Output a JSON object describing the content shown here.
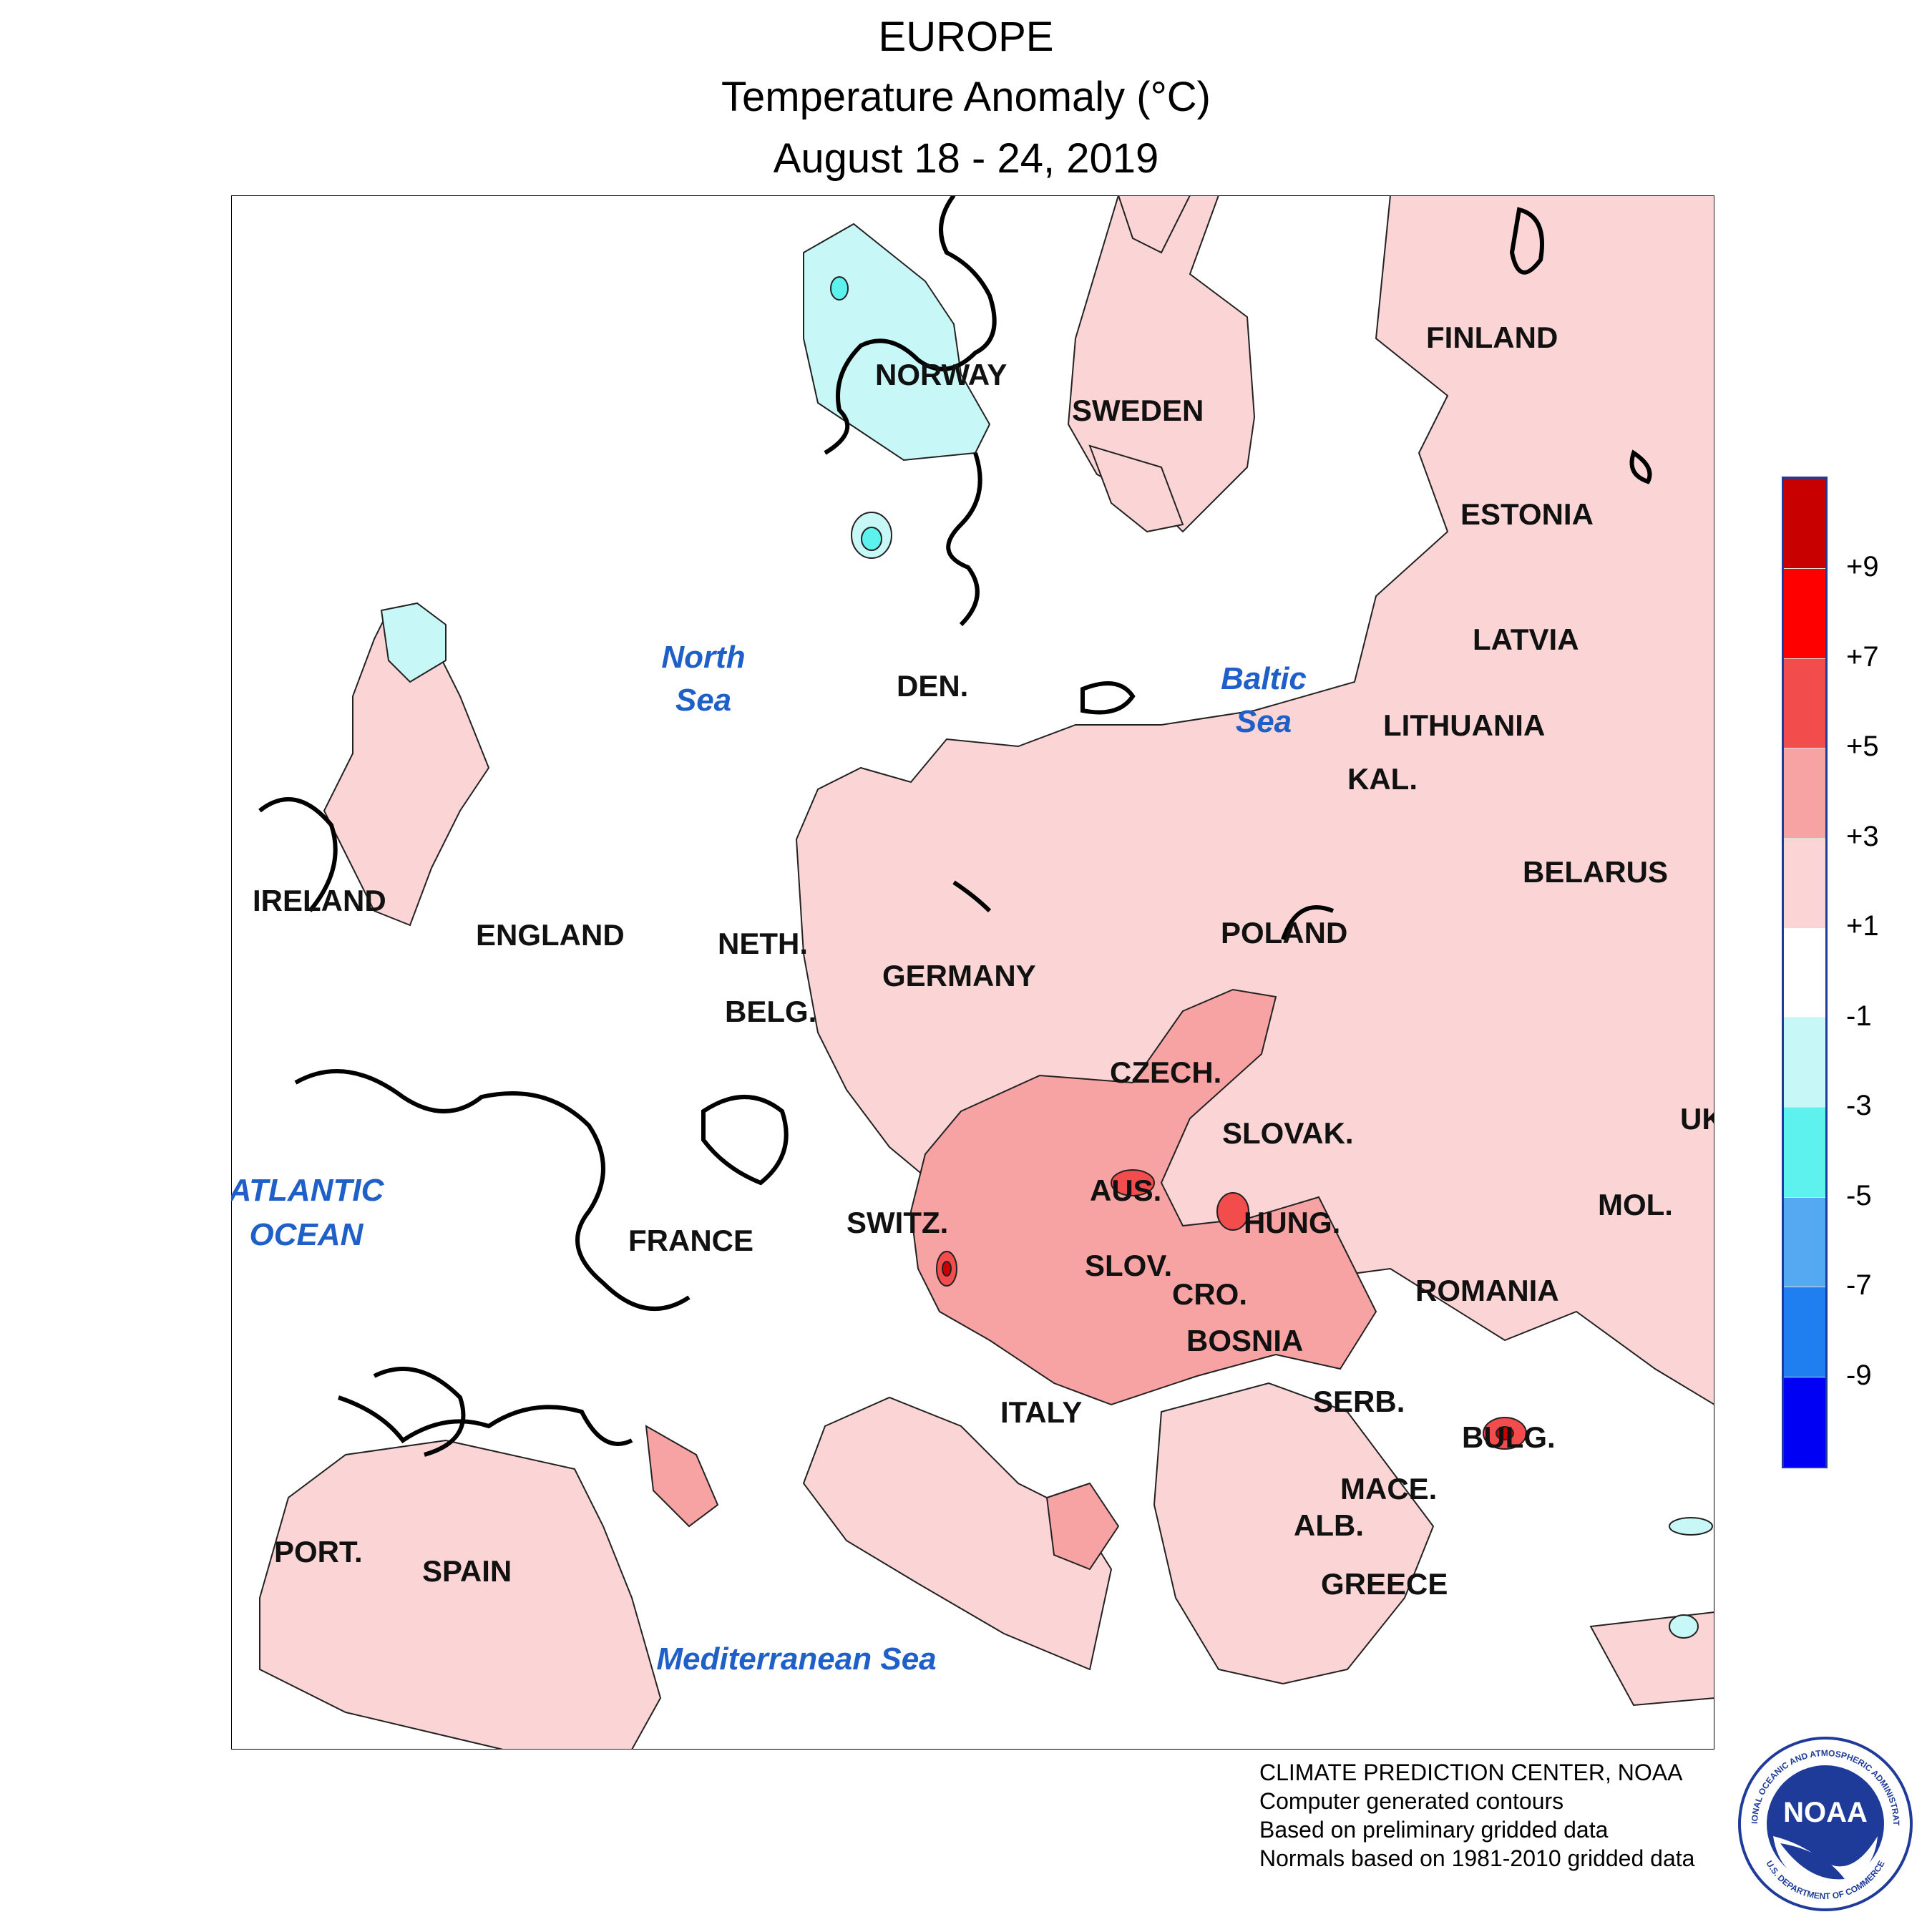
{
  "title": {
    "line1": "EUROPE",
    "line2": "Temperature Anomaly (°C)",
    "line3": "August 18 - 24, 2019"
  },
  "countries": {
    "norway": "NORWAY",
    "sweden": "SWEDEN",
    "finland": "FINLAND",
    "estonia": "ESTONIA",
    "latvia": "LATVIA",
    "lithuania": "LITHUANIA",
    "kal": "KAL.",
    "belarus": "BELARUS",
    "poland": "POLAND",
    "den": "DEN.",
    "ireland": "IRELAND",
    "england": "ENGLAND",
    "neth": "NETH.",
    "belg": "BELG.",
    "germany": "GERMANY",
    "czech": "CZECH.",
    "slovak": "SLOVAK.",
    "uk": "UK",
    "france": "FRANCE",
    "switz": "SWITZ.",
    "aus": "AUS.",
    "hung": "HUNG.",
    "mol": "MOL.",
    "slov": "SLOV.",
    "cro": "CRO.",
    "romania": "ROMANIA",
    "bosnia": "BOSNIA",
    "serb": "SERB.",
    "italy": "ITALY",
    "bulg": "BULG.",
    "mace": "MACE.",
    "alb": "ALB.",
    "greece": "GREECE",
    "port": "PORT.",
    "spain": "SPAIN"
  },
  "seas": {
    "north_sea_1": "North",
    "north_sea_2": "Sea",
    "baltic_1": "Baltic",
    "baltic_2": "Sea",
    "atlantic_1": "ATLANTIC",
    "atlantic_2": "OCEAN",
    "mediterranean": "Mediterranean Sea"
  },
  "legend": {
    "ticks": [
      "+9",
      "+7",
      "+5",
      "+3",
      "+1",
      "-1",
      "-3",
      "-5",
      "-7",
      "-9"
    ],
    "bands": [
      {
        "range": "> +9",
        "color": "#c80000"
      },
      {
        "range": "+7 to +9",
        "color": "#ff0000"
      },
      {
        "range": "+5 to +7",
        "color": "#f24c4c"
      },
      {
        "range": "+3 to +5",
        "color": "#f7a3a3"
      },
      {
        "range": "+1 to +3",
        "color": "#fbd5d5"
      },
      {
        "range": "-1 to +1",
        "color": "#ffffff"
      },
      {
        "range": "-3 to -1",
        "color": "#c8f7f7"
      },
      {
        "range": "-5 to -3",
        "color": "#5ef2ef"
      },
      {
        "range": "-7 to -5",
        "color": "#55a8f2"
      },
      {
        "range": "-9 to -7",
        "color": "#1f7ff0"
      },
      {
        "range": "< -9",
        "color": "#0000f5"
      }
    ]
  },
  "credits": {
    "line1": "CLIMATE PREDICTION CENTER, NOAA",
    "line2": "Computer generated contours",
    "line3": "Based on preliminary gridded data",
    "line4": "Normals based on 1981-2010 gridded data"
  },
  "logo": {
    "text": "NOAA",
    "ring_top": "NATIONAL OCEANIC AND ATMOSPHERIC ADMINISTRATION",
    "ring_bottom": "U.S. DEPARTMENT OF COMMERCE",
    "color": "#1f3b99"
  }
}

——————

Problem
Copy out the entries verbatim and leave the images out.

Right answer
Output a JSON object describing the content shown here.
{
  "title": {
    "line1": "EUROPE",
    "line2": "Temperature Anomaly (°C)",
    "line3": "August 18 - 24, 2019"
  },
  "countries": {
    "norway": "NORWAY",
    "sweden": "SWEDEN",
    "finland": "FINLAND",
    "estonia": "ESTONIA",
    "latvia": "LATVIA",
    "lithuania": "LITHUANIA",
    "kal": "KAL.",
    "belarus": "BELARUS",
    "poland": "POLAND",
    "den": "DEN.",
    "ireland": "IRELAND",
    "england": "ENGLAND",
    "neth": "NETH.",
    "belg": "BELG.",
    "germany": "GERMANY",
    "czech": "CZECH.",
    "slovak": "SLOVAK.",
    "uk": "UK",
    "france": "FRANCE",
    "switz": "SWITZ.",
    "aus": "AUS.",
    "hung": "HUNG.",
    "mol": "MOL.",
    "slov": "SLOV.",
    "cro": "CRO.",
    "romania": "ROMANIA",
    "bosnia": "BOSNIA",
    "serb": "SERB.",
    "italy": "ITALY",
    "bulg": "BULG.",
    "mace": "MACE.",
    "alb": "ALB.",
    "greece": "GREECE",
    "port": "PORT.",
    "spain": "SPAIN"
  },
  "seas": {
    "north_sea_1": "North",
    "north_sea_2": "Sea",
    "baltic_1": "Baltic",
    "baltic_2": "Sea",
    "atlantic_1": "ATLANTIC",
    "atlantic_2": "OCEAN",
    "mediterranean": "Mediterranean Sea"
  },
  "legend": {
    "ticks": [
      "+9",
      "+7",
      "+5",
      "+3",
      "+1",
      "-1",
      "-3",
      "-5",
      "-7",
      "-9"
    ],
    "bands": [
      {
        "range": "> +9",
        "color": "#c80000"
      },
      {
        "range": "+7 to +9",
        "color": "#ff0000"
      },
      {
        "range": "+5 to +7",
        "color": "#f24c4c"
      },
      {
        "range": "+3 to +5",
        "color": "#f7a3a3"
      },
      {
        "range": "+1 to +3",
        "color": "#fbd5d5"
      },
      {
        "range": "-1 to +1",
        "color": "#ffffff"
      },
      {
        "range": "-3 to -1",
        "color": "#c8f7f7"
      },
      {
        "range": "-5 to -3",
        "color": "#5ef2ef"
      },
      {
        "range": "-7 to -5",
        "color": "#55a8f2"
      },
      {
        "range": "-9 to -7",
        "color": "#1f7ff0"
      },
      {
        "range": "< -9",
        "color": "#0000f5"
      }
    ]
  },
  "credits": {
    "line1": "CLIMATE PREDICTION CENTER, NOAA",
    "line2": "Computer generated contours",
    "line3": "Based on preliminary gridded data",
    "line4": "Normals based on 1981-2010 gridded data"
  },
  "logo": {
    "text": "NOAA",
    "ring_top": "NATIONAL OCEANIC AND ATMOSPHERIC ADMINISTRATION",
    "ring_bottom": "U.S. DEPARTMENT OF COMMERCE",
    "color": "#1f3b99"
  }
}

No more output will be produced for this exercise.